§ To be done: Return all of the lines below exactly as they are.

-------- Given data --------

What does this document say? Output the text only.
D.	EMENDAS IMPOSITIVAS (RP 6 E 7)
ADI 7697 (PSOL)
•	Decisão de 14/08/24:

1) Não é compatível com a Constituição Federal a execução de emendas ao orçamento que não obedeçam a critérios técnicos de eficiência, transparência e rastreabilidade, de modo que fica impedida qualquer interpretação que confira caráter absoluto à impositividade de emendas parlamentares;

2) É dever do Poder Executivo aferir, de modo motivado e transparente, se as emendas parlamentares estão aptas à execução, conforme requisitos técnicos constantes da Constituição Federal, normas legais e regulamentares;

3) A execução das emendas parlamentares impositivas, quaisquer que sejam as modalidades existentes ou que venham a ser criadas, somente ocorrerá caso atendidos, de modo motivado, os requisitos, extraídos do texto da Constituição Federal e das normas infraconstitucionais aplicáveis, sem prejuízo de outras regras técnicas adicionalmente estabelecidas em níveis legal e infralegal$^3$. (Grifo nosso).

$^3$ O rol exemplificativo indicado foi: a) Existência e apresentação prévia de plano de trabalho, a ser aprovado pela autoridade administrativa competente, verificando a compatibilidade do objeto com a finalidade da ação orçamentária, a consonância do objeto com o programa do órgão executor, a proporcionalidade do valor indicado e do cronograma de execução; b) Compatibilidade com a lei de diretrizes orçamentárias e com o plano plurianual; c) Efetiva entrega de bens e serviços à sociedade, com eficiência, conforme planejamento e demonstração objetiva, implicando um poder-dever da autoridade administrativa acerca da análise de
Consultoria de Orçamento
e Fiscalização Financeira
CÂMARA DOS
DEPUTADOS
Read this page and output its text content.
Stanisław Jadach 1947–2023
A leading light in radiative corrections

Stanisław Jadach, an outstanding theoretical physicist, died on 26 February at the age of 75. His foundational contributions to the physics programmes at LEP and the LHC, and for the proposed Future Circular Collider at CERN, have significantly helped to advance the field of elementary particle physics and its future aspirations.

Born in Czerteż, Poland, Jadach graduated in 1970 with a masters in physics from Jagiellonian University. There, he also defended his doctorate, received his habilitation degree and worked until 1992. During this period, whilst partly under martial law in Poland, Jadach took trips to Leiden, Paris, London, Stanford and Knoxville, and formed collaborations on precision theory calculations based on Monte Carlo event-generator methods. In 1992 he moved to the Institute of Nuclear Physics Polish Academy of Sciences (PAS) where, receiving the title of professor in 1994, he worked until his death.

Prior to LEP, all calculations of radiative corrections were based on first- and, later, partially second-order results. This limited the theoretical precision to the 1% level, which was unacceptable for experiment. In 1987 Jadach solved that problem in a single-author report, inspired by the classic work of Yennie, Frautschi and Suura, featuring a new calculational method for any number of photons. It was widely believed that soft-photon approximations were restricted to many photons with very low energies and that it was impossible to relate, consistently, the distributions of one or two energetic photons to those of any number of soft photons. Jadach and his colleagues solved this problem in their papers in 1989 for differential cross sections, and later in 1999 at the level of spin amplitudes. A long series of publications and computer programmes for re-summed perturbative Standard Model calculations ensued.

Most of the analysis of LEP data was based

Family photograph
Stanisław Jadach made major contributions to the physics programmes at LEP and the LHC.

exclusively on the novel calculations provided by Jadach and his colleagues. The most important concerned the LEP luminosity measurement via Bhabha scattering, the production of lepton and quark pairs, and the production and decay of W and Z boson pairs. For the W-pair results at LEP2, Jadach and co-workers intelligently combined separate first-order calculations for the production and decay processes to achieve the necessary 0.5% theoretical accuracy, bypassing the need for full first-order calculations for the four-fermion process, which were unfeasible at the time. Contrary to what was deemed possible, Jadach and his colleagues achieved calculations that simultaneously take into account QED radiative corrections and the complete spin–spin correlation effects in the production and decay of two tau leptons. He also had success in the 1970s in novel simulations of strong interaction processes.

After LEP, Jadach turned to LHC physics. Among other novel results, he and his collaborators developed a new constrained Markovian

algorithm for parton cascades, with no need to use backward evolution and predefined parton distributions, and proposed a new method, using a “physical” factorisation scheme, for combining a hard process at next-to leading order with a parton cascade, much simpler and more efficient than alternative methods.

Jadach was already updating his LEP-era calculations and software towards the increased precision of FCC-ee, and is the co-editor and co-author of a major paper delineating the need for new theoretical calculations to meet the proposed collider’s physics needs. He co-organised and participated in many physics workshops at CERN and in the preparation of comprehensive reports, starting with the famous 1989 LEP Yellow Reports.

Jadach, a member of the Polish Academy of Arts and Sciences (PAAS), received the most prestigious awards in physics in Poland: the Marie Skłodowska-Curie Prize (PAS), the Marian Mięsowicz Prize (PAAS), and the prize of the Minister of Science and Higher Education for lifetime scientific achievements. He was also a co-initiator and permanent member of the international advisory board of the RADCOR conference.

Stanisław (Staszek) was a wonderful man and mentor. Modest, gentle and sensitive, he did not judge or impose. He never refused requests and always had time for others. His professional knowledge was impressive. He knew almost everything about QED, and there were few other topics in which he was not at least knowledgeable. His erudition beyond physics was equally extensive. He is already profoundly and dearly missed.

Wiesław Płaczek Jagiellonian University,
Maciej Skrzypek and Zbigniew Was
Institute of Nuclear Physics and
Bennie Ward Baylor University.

--------

§ Solution to the problem:
What does this document say? Output the text only.
D.	EMENDAS IMPOSITIVAS (RP 6 E 7)
ADI 7697 (PSOL)
•	Decisão de 14/08/24:

1) Não é compatível com a Constituição Federal a execução de emendas ao orçamento que não obedeçam a critérios técnicos de eficiência, transparência e rastreabilidade, de modo que fica impedida qualquer interpretação que confira caráter absoluto à impositividade de emendas parlamentares;

2) É dever do Poder Executivo aferir, de modo motivado e transparente, se as emendas parlamentares estão aptas à execução, conforme requisitos técnicos constantes da Constituição Federal, normas legais e regulamentares;

3) A execução das emendas parlamentares impositivas, quaisquer que sejam as modalidades existentes ou que venham a ser criadas, somente ocorrerá caso atendidos, de modo motivado, os requisitos, extraídos do texto da Constituição Federal e das normas infraconstitucionais aplicáveis, sem prejuízo de outras regras técnicas adicionalmente estabelecidas em níveis legal e infralegal$^3$. (Grifo nosso).

$^3$ O rol exemplificativo indicado foi: a) Existência e apresentação prévia de plano de trabalho, a ser aprovado pela autoridade administrativa competente, verificando a compatibilidade do objeto com a finalidade da ação orçamentária, a consonância do objeto com o programa do órgão executor, a proporcionalidade do valor indicado e do cronograma de execução; b) Compatibilidade com a lei de diretrizes orçamentárias e com o plano plurianual; c) Efetiva entrega de bens e serviços à sociedade, com eficiência, conforme planejamento e demonstração objetiva, implicando um poder-dever da autoridade administrativa acerca da análise de
Consultoria de Orçamento
e Fiscalização Financeira
CÂMARA DOS
DEPUTADOS
Read this page and output its text content.
Stanisław Jadach 1947–2023
A leading light in radiative corrections

Stanisław Jadach, an outstanding theoretical physicist, died on 26 February at the age of 75. His foundational contributions to the physics programmes at LEP and the LHC, and for the proposed Future Circular Collider at CERN, have significantly helped to advance the field of elementary particle physics and its future aspirations.

Born in Czerteż, Poland, Jadach graduated in 1970 with a masters in physics from Jagiellonian University. There, he also defended his doctorate, received his habilitation degree and worked until 1992. During this period, whilst partly under martial law in Poland, Jadach took trips to Leiden, Paris, London, Stanford and Knoxville, and formed collaborations on precision theory calculations based on Monte Carlo event-generator methods. In 1992 he moved to the Institute of Nuclear Physics Polish Academy of Sciences (PAS) where, receiving the title of professor in 1994, he worked until his death.

Prior to LEP, all calculations of radiative corrections were based on first- and, later, partially second-order results. This limited the theoretical precision to the 1% level, which was unacceptable for experiment. In 1987 Jadach solved that problem in a single-author report, inspired by the classic work of Yennie, Frautschi and Suura, featuring a new calculational method for any number of photons. It was widely believed that soft-photon approximations were restricted to many photons with very low energies and that it was impossible to relate, consistently, the distributions of one or two energetic photons to those of any number of soft photons. Jadach and his colleagues solved this problem in their papers in 1989 for differential cross sections, and later in 1999 at the level of spin amplitudes. A long series of publications and computer programmes for re-summed perturbative Standard Model calculations ensued.

Most of the analysis of LEP data was based

Family photograph
Stanisław Jadach made major contributions to the physics programmes at LEP and the LHC.

exclusively on the novel calculations provided by Jadach and his colleagues. The most important concerned the LEP luminosity measurement via Bhabha scattering, the production of lepton and quark pairs, and the production and decay of W and Z boson pairs. For the W-pair results at LEP2, Jadach and co-workers intelligently combined separate first-order calculations for the production and decay processes to achieve the necessary 0.5% theoretical accuracy, bypassing the need for full first-order calculations for the four-fermion process, which were unfeasible at the time. Contrary to what was deemed possible, Jadach and his colleagues achieved calculations that simultaneously take into account QED radiative corrections and the complete spin–spin correlation effects in the production and decay of two tau leptons. He also had success in the 1970s in novel simulations of strong interaction processes.

After LEP, Jadach turned to LHC physics. Among other novel results, he and his collaborators developed a new constrained Markovian

algorithm for parton cascades, with no need to use backward evolution and predefined parton distributions, and proposed a new method, using a “physical” factorisation scheme, for combining a hard process at next-to leading order with a parton cascade, much simpler and more efficient than alternative methods.

Jadach was already updating his LEP-era calculations and software towards the increased precision of FCC-ee, and is the co-editor and co-author of a major paper delineating the need for new theoretical calculations to meet the proposed collider’s physics needs. He co-organised and participated in many physics workshops at CERN and in the preparation of comprehensive reports, starting with the famous 1989 LEP Yellow Reports.

Jadach, a member of the Polish Academy of Arts and Sciences (PAAS), received the most prestigious awards in physics in Poland: the Marie Skłodowska-Curie Prize (PAS), the Marian Mięsowicz Prize (PAAS), and the prize of the Minister of Science and Higher Education for lifetime scientific achievements. He was also a co-initiator and permanent member of the international advisory board of the RADCOR conference.

Stanisław (Staszek) was a wonderful man and mentor. Modest, gentle and sensitive, he did not judge or impose. He never refused requests and always had time for others. His professional knowledge was impressive. He knew almost everything about QED, and there were few other topics in which he was not at least knowledgeable. His erudition beyond physics was equally extensive. He is already profoundly and dearly missed.

Wiesław Płaczek Jagiellonian University,
Maciej Skrzypek and Zbigniew Was
Institute of Nuclear Physics and
Bennie Ward Baylor University.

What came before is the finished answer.